>> Begin

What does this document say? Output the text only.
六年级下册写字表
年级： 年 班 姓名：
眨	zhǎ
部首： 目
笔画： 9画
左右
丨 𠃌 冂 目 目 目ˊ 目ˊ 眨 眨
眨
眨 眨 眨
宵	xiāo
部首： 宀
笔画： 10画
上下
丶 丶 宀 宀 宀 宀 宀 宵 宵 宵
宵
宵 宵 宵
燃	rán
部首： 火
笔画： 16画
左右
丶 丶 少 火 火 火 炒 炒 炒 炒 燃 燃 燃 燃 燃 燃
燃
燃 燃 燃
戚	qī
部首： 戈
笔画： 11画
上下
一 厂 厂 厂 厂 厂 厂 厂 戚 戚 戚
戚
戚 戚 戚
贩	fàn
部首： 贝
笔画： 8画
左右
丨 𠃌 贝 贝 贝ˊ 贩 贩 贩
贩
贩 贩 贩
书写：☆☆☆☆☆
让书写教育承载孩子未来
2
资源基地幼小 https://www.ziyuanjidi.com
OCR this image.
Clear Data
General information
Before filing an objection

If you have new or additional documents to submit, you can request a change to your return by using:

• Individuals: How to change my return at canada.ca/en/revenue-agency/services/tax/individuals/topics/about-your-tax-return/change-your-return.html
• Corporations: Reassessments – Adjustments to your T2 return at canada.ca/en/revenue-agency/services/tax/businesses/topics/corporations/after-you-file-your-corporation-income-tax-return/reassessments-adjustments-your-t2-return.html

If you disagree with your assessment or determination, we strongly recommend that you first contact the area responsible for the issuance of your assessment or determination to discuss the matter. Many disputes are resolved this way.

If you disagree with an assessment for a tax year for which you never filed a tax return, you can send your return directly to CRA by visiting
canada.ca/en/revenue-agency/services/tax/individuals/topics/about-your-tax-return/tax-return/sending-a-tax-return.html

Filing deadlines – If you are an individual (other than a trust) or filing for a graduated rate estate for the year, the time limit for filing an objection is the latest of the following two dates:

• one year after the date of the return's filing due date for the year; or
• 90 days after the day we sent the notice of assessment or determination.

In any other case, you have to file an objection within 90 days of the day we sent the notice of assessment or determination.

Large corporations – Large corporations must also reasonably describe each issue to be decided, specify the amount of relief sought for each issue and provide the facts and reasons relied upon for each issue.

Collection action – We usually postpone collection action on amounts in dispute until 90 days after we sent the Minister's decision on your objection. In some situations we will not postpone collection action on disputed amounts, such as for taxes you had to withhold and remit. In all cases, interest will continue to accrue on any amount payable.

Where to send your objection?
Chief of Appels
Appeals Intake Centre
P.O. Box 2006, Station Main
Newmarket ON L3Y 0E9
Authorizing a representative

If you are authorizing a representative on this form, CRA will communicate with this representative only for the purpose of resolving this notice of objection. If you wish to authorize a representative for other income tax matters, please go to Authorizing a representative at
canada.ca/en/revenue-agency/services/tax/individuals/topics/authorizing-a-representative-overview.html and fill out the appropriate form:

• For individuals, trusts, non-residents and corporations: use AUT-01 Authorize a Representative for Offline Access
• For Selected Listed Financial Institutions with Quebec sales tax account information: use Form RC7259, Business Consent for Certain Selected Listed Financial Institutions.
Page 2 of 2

>> End

Copy every line of the records word for word.

What does this document say? Output the text only.
六年级下册写字表
年级： 年 班 姓名：
眨	zhǎ
部首： 目
笔画： 9画
左右
丨 𠃌 冂 目 目 目ˊ 目ˊ 眨 眨
眨
眨 眨 眨
宵	xiāo
部首： 宀
笔画： 10画
上下
丶 丶 宀 宀 宀 宀 宀 宵 宵 宵
宵
宵 宵 宵
燃	rán
部首： 火
笔画： 16画
左右
丶 丶 少 火 火 火 炒 炒 炒 炒 燃 燃 燃 燃 燃 燃
燃
燃 燃 燃
戚	qī
部首： 戈
笔画： 11画
上下
一 厂 厂 厂 厂 厂 厂 厂 戚 戚 戚
戚
戚 戚 戚
贩	fàn
部首： 贝
笔画： 8画
左右
丨 𠃌 贝 贝 贝ˊ 贩 贩 贩
贩
贩 贩 贩
书写：☆☆☆☆☆
让书写教育承载孩子未来
2
资源基地幼小 https://www.ziyuanjidi.com
OCR this image.
Clear Data
General information
Before filing an objection

If you have new or additional documents to submit, you can request a change to your return by using:

• Individuals: How to change my return at canada.ca/en/revenue-agency/services/tax/individuals/topics/about-your-tax-return/change-your-return.html
• Corporations: Reassessments – Adjustments to your T2 return at canada.ca/en/revenue-agency/services/tax/businesses/topics/corporations/after-you-file-your-corporation-income-tax-return/reassessments-adjustments-your-t2-return.html

If you disagree with your assessment or determination, we strongly recommend that you first contact the area responsible for the issuance of your assessment or determination to discuss the matter. Many disputes are resolved this way.

If you disagree with an assessment for a tax year for which you never filed a tax return, you can send your return directly to CRA by visiting
canada.ca/en/revenue-agency/services/tax/individuals/topics/about-your-tax-return/tax-return/sending-a-tax-return.html

Filing deadlines – If you are an individual (other than a trust) or filing for a graduated rate estate for the year, the time limit for filing an objection is the latest of the following two dates:

• one year after the date of the return's filing due date for the year; or
• 90 days after the day we sent the notice of assessment or determination.

In any other case, you have to file an objection within 90 days of the day we sent the notice of assessment or determination.

Large corporations – Large corporations must also reasonably describe each issue to be decided, specify the amount of relief sought for each issue and provide the facts and reasons relied upon for each issue.

Collection action – We usually postpone collection action on amounts in dispute until 90 days after we sent the Minister's decision on your objection. In some situations we will not postpone collection action on disputed amounts, such as for taxes you had to withhold and remit. In all cases, interest will continue to accrue on any amount payable.

Where to send your objection?
Chief of Appels
Appeals Intake Centre
P.O. Box 2006, Station Main
Newmarket ON L3Y 0E9
Authorizing a representative

If you are authorizing a representative on this form, CRA will communicate with this representative only for the purpose of resolving this notice of objection. If you wish to authorize a representative for other income tax matters, please go to Authorizing a representative at
canada.ca/en/revenue-agency/services/tax/individuals/topics/authorizing-a-representative-overview.html and fill out the appropriate form:

• For individuals, trusts, non-residents and corporations: use AUT-01 Authorize a Representative for Offline Access
• For Selected Listed Financial Institutions with Quebec sales tax account information: use Form RC7259, Business Consent for Certain Selected Listed Financial Institutions.
Page 2 of 2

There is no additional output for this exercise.